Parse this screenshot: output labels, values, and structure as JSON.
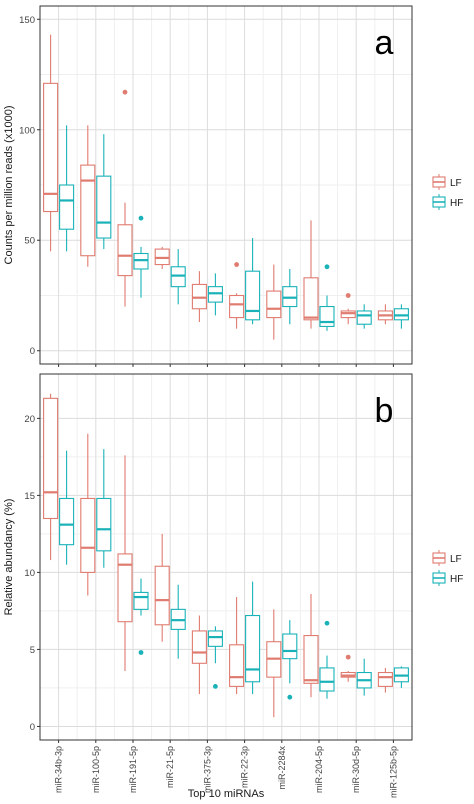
{
  "colors": {
    "LF": "#e07b6f",
    "HF": "#19b2b8",
    "grid_major": "#dcdcdc",
    "grid_minor": "#efefef",
    "border": "#333333",
    "text": "#1a1a1a"
  },
  "chart_data": [
    {
      "type": "boxplot",
      "panel_label": "a",
      "ylabel": "Counts per million reads (x1000)",
      "xlabel": "",
      "ylim": [
        0,
        150
      ],
      "yticks": [
        0,
        50,
        100,
        150
      ],
      "grid": true,
      "legend": {
        "placement": "right",
        "entries": [
          "LF",
          "HF"
        ]
      },
      "categories": [
        "miR-34b-3p",
        "miR-100-5p",
        "miR-191-5p",
        "miR-21-5p",
        "miR-375-3p",
        "miR-22-3p",
        "miR-2284x",
        "miR-204-5p",
        "miR-30d-5p",
        "miR-125b-5p"
      ],
      "series": [
        {
          "name": "LF",
          "boxes": [
            {
              "min": 45,
              "q1": 63,
              "median": 71,
              "q3": 121,
              "max": 143,
              "outliers": []
            },
            {
              "min": 38,
              "q1": 43,
              "median": 77,
              "q3": 84,
              "max": 102,
              "outliers": []
            },
            {
              "min": 20,
              "q1": 34,
              "median": 43,
              "q3": 57,
              "max": 67,
              "outliers": [
                117
              ]
            },
            {
              "min": 37,
              "q1": 39,
              "median": 42,
              "q3": 46,
              "max": 47,
              "outliers": []
            },
            {
              "min": 13,
              "q1": 19,
              "median": 24,
              "q3": 30,
              "max": 36,
              "outliers": []
            },
            {
              "min": 10,
              "q1": 15,
              "median": 21,
              "q3": 25,
              "max": 26,
              "outliers": [
                39
              ]
            },
            {
              "min": 5,
              "q1": 15,
              "median": 19,
              "q3": 27,
              "max": 39,
              "outliers": []
            },
            {
              "min": 10,
              "q1": 14,
              "median": 15,
              "q3": 33,
              "max": 59,
              "outliers": []
            },
            {
              "min": 12,
              "q1": 15,
              "median": 17,
              "q3": 18,
              "max": 19,
              "outliers": [
                25
              ]
            },
            {
              "min": 12,
              "q1": 14,
              "median": 16,
              "q3": 18,
              "max": 21,
              "outliers": []
            }
          ]
        },
        {
          "name": "HF",
          "boxes": [
            {
              "min": 45,
              "q1": 55,
              "median": 68,
              "q3": 75,
              "max": 102,
              "outliers": []
            },
            {
              "min": 46,
              "q1": 51,
              "median": 58,
              "q3": 79,
              "max": 98,
              "outliers": []
            },
            {
              "min": 24,
              "q1": 37,
              "median": 41,
              "q3": 44,
              "max": 47,
              "outliers": [
                60
              ]
            },
            {
              "min": 21,
              "q1": 29,
              "median": 34,
              "q3": 38,
              "max": 46,
              "outliers": []
            },
            {
              "min": 16,
              "q1": 22,
              "median": 26,
              "q3": 29,
              "max": 35,
              "outliers": []
            },
            {
              "min": 12,
              "q1": 14,
              "median": 18,
              "q3": 36,
              "max": 51,
              "outliers": []
            },
            {
              "min": 12,
              "q1": 20,
              "median": 24,
              "q3": 29,
              "max": 37,
              "outliers": []
            },
            {
              "min": 9,
              "q1": 11,
              "median": 13,
              "q3": 20,
              "max": 25,
              "outliers": [
                38
              ]
            },
            {
              "min": 10,
              "q1": 12,
              "median": 16,
              "q3": 18,
              "max": 21,
              "outliers": []
            },
            {
              "min": 10,
              "q1": 14,
              "median": 16,
              "q3": 19,
              "max": 21,
              "outliers": []
            }
          ]
        }
      ]
    },
    {
      "type": "boxplot",
      "panel_label": "b",
      "ylabel": "Relative abundancy (%)",
      "xlabel": "Top 10 miRNAs",
      "ylim": [
        0,
        22
      ],
      "yticks": [
        0,
        5,
        10,
        15,
        20
      ],
      "grid": true,
      "legend": {
        "placement": "right",
        "entries": [
          "LF",
          "HF"
        ]
      },
      "categories": [
        "miR-34b-3p",
        "miR-100-5p",
        "miR-191-5p",
        "miR-21-5p",
        "miR-375-3p",
        "miR-22-3p",
        "miR-2284x",
        "miR-204-5p",
        "miR-30d-5p",
        "miR-125b-5p"
      ],
      "series": [
        {
          "name": "LF",
          "boxes": [
            {
              "min": 10.8,
              "q1": 13.5,
              "median": 15.2,
              "q3": 21.3,
              "max": 21.6,
              "outliers": []
            },
            {
              "min": 8.5,
              "q1": 10,
              "median": 11.6,
              "q3": 14.8,
              "max": 19,
              "outliers": []
            },
            {
              "min": 3.6,
              "q1": 6.8,
              "median": 10.5,
              "q3": 11.2,
              "max": 17.6,
              "outliers": []
            },
            {
              "min": 5.5,
              "q1": 6.6,
              "median": 8.2,
              "q3": 10.4,
              "max": 12.5,
              "outliers": []
            },
            {
              "min": 2.1,
              "q1": 4.1,
              "median": 4.8,
              "q3": 6.2,
              "max": 7.2,
              "outliers": []
            },
            {
              "min": 2.1,
              "q1": 2.6,
              "median": 3.2,
              "q3": 5.3,
              "max": 8.4,
              "outliers": []
            },
            {
              "min": 0.6,
              "q1": 3.2,
              "median": 4.4,
              "q3": 5.5,
              "max": 7.6,
              "outliers": []
            },
            {
              "min": 1.9,
              "q1": 2.8,
              "median": 3,
              "q3": 5.9,
              "max": 8.6,
              "outliers": []
            },
            {
              "min": 2.9,
              "q1": 3.2,
              "median": 3.3,
              "q3": 3.5,
              "max": 3.6,
              "outliers": [
                4.5
              ]
            },
            {
              "min": 2.2,
              "q1": 2.6,
              "median": 3.2,
              "q3": 3.5,
              "max": 3.8,
              "outliers": []
            }
          ]
        },
        {
          "name": "HF",
          "boxes": [
            {
              "min": 10.5,
              "q1": 11.8,
              "median": 13.1,
              "q3": 14.8,
              "max": 17.9,
              "outliers": []
            },
            {
              "min": 10.3,
              "q1": 11.4,
              "median": 12.8,
              "q3": 14.8,
              "max": 18,
              "outliers": []
            },
            {
              "min": 7.2,
              "q1": 7.6,
              "median": 8.4,
              "q3": 8.7,
              "max": 9.6,
              "outliers": [
                4.8
              ]
            },
            {
              "min": 4.4,
              "q1": 6.3,
              "median": 6.9,
              "q3": 7.6,
              "max": 9.2,
              "outliers": []
            },
            {
              "min": 4.1,
              "q1": 5.2,
              "median": 5.8,
              "q3": 6.2,
              "max": 6.5,
              "outliers": [
                2.6
              ]
            },
            {
              "min": 2.1,
              "q1": 2.9,
              "median": 3.7,
              "q3": 7.2,
              "max": 9.4,
              "outliers": []
            },
            {
              "min": 2.8,
              "q1": 4.4,
              "median": 4.9,
              "q3": 6,
              "max": 6.9,
              "outliers": [
                1.9
              ]
            },
            {
              "min": 1.8,
              "q1": 2.3,
              "median": 2.9,
              "q3": 3.8,
              "max": 4.6,
              "outliers": [
                6.7
              ]
            },
            {
              "min": 2,
              "q1": 2.5,
              "median": 3,
              "q3": 3.5,
              "max": 4.4,
              "outliers": []
            },
            {
              "min": 2.5,
              "q1": 2.9,
              "median": 3.3,
              "q3": 3.8,
              "max": 3.9,
              "outliers": []
            }
          ]
        }
      ]
    }
  ]
}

··········

**Objective**: Quote the preceding records in their entirety, excluding every picture.

**Result of the task**:
Parse this screenshot: output labels, values, and structure as JSON.
{
  "colors": {
    "LF": "#e07b6f",
    "HF": "#19b2b8",
    "grid_major": "#dcdcdc",
    "grid_minor": "#efefef",
    "border": "#333333",
    "text": "#1a1a1a"
  },
  "chart_data": [
    {
      "type": "boxplot",
      "panel_label": "a",
      "ylabel": "Counts per million reads (x1000)",
      "xlabel": "",
      "ylim": [
        0,
        150
      ],
      "yticks": [
        0,
        50,
        100,
        150
      ],
      "grid": true,
      "legend": {
        "placement": "right",
        "entries": [
          "LF",
          "HF"
        ]
      },
      "categories": [
        "miR-34b-3p",
        "miR-100-5p",
        "miR-191-5p",
        "miR-21-5p",
        "miR-375-3p",
        "miR-22-3p",
        "miR-2284x",
        "miR-204-5p",
        "miR-30d-5p",
        "miR-125b-5p"
      ],
      "series": [
        {
          "name": "LF",
          "boxes": [
            {
              "min": 45,
              "q1": 63,
              "median": 71,
              "q3": 121,
              "max": 143,
              "outliers": []
            },
            {
              "min": 38,
              "q1": 43,
              "median": 77,
              "q3": 84,
              "max": 102,
              "outliers": []
            },
            {
              "min": 20,
              "q1": 34,
              "median": 43,
              "q3": 57,
              "max": 67,
              "outliers": [
                117
              ]
            },
            {
              "min": 37,
              "q1": 39,
              "median": 42,
              "q3": 46,
              "max": 47,
              "outliers": []
            },
            {
              "min": 13,
              "q1": 19,
              "median": 24,
              "q3": 30,
              "max": 36,
              "outliers": []
            },
            {
              "min": 10,
              "q1": 15,
              "median": 21,
              "q3": 25,
              "max": 26,
              "outliers": [
                39
              ]
            },
            {
              "min": 5,
              "q1": 15,
              "median": 19,
              "q3": 27,
              "max": 39,
              "outliers": []
            },
            {
              "min": 10,
              "q1": 14,
              "median": 15,
              "q3": 33,
              "max": 59,
              "outliers": []
            },
            {
              "min": 12,
              "q1": 15,
              "median": 17,
              "q3": 18,
              "max": 19,
              "outliers": [
                25
              ]
            },
            {
              "min": 12,
              "q1": 14,
              "median": 16,
              "q3": 18,
              "max": 21,
              "outliers": []
            }
          ]
        },
        {
          "name": "HF",
          "boxes": [
            {
              "min": 45,
              "q1": 55,
              "median": 68,
              "q3": 75,
              "max": 102,
              "outliers": []
            },
            {
              "min": 46,
              "q1": 51,
              "median": 58,
              "q3": 79,
              "max": 98,
              "outliers": []
            },
            {
              "min": 24,
              "q1": 37,
              "median": 41,
              "q3": 44,
              "max": 47,
              "outliers": [
                60
              ]
            },
            {
              "min": 21,
              "q1": 29,
              "median": 34,
              "q3": 38,
              "max": 46,
              "outliers": []
            },
            {
              "min": 16,
              "q1": 22,
              "median": 26,
              "q3": 29,
              "max": 35,
              "outliers": []
            },
            {
              "min": 12,
              "q1": 14,
              "median": 18,
              "q3": 36,
              "max": 51,
              "outliers": []
            },
            {
              "min": 12,
              "q1": 20,
              "median": 24,
              "q3": 29,
              "max": 37,
              "outliers": []
            },
            {
              "min": 9,
              "q1": 11,
              "median": 13,
              "q3": 20,
              "max": 25,
              "outliers": [
                38
              ]
            },
            {
              "min": 10,
              "q1": 12,
              "median": 16,
              "q3": 18,
              "max": 21,
              "outliers": []
            },
            {
              "min": 10,
              "q1": 14,
              "median": 16,
              "q3": 19,
              "max": 21,
              "outliers": []
            }
          ]
        }
      ]
    },
    {
      "type": "boxplot",
      "panel_label": "b",
      "ylabel": "Relative abundancy (%)",
      "xlabel": "Top 10 miRNAs",
      "ylim": [
        0,
        22
      ],
      "yticks": [
        0,
        5,
        10,
        15,
        20
      ],
      "grid": true,
      "legend": {
        "placement": "right",
        "entries": [
          "LF",
          "HF"
        ]
      },
      "categories": [
        "miR-34b-3p",
        "miR-100-5p",
        "miR-191-5p",
        "miR-21-5p",
        "miR-375-3p",
        "miR-22-3p",
        "miR-2284x",
        "miR-204-5p",
        "miR-30d-5p",
        "miR-125b-5p"
      ],
      "series": [
        {
          "name": "LF",
          "boxes": [
            {
              "min": 10.8,
              "q1": 13.5,
              "median": 15.2,
              "q3": 21.3,
              "max": 21.6,
              "outliers": []
            },
            {
              "min": 8.5,
              "q1": 10,
              "median": 11.6,
              "q3": 14.8,
              "max": 19,
              "outliers": []
            },
            {
              "min": 3.6,
              "q1": 6.8,
              "median": 10.5,
              "q3": 11.2,
              "max": 17.6,
              "outliers": []
            },
            {
              "min": 5.5,
              "q1": 6.6,
              "median": 8.2,
              "q3": 10.4,
              "max": 12.5,
              "outliers": []
            },
            {
              "min": 2.1,
              "q1": 4.1,
              "median": 4.8,
              "q3": 6.2,
              "max": 7.2,
              "outliers": []
            },
            {
              "min": 2.1,
              "q1": 2.6,
              "median": 3.2,
              "q3": 5.3,
              "max": 8.4,
              "outliers": []
            },
            {
              "min": 0.6,
              "q1": 3.2,
              "median": 4.4,
              "q3": 5.5,
              "max": 7.6,
              "outliers": []
            },
            {
              "min": 1.9,
              "q1": 2.8,
              "median": 3,
              "q3": 5.9,
              "max": 8.6,
              "outliers": []
            },
            {
              "min": 2.9,
              "q1": 3.2,
              "median": 3.3,
              "q3": 3.5,
              "max": 3.6,
              "outliers": [
                4.5
              ]
            },
            {
              "min": 2.2,
              "q1": 2.6,
              "median": 3.2,
              "q3": 3.5,
              "max": 3.8,
              "outliers": []
            }
          ]
        },
        {
          "name": "HF",
          "boxes": [
            {
              "min": 10.5,
              "q1": 11.8,
              "median": 13.1,
              "q3": 14.8,
              "max": 17.9,
              "outliers": []
            },
            {
              "min": 10.3,
              "q1": 11.4,
              "median": 12.8,
              "q3": 14.8,
              "max": 18,
              "outliers": []
            },
            {
              "min": 7.2,
              "q1": 7.6,
              "median": 8.4,
              "q3": 8.7,
              "max": 9.6,
              "outliers": [
                4.8
              ]
            },
            {
              "min": 4.4,
              "q1": 6.3,
              "median": 6.9,
              "q3": 7.6,
              "max": 9.2,
              "outliers": []
            },
            {
              "min": 4.1,
              "q1": 5.2,
              "median": 5.8,
              "q3": 6.2,
              "max": 6.5,
              "outliers": [
                2.6
              ]
            },
            {
              "min": 2.1,
              "q1": 2.9,
              "median": 3.7,
              "q3": 7.2,
              "max": 9.4,
              "outliers": []
            },
            {
              "min": 2.8,
              "q1": 4.4,
              "median": 4.9,
              "q3": 6,
              "max": 6.9,
              "outliers": [
                1.9
              ]
            },
            {
              "min": 1.8,
              "q1": 2.3,
              "median": 2.9,
              "q3": 3.8,
              "max": 4.6,
              "outliers": [
                6.7
              ]
            },
            {
              "min": 2,
              "q1": 2.5,
              "median": 3,
              "q3": 3.5,
              "max": 4.4,
              "outliers": []
            },
            {
              "min": 2.5,
              "q1": 2.9,
              "median": 3.3,
              "q3": 3.8,
              "max": 3.9,
              "outliers": []
            }
          ]
        }
      ]
    }
  ]
}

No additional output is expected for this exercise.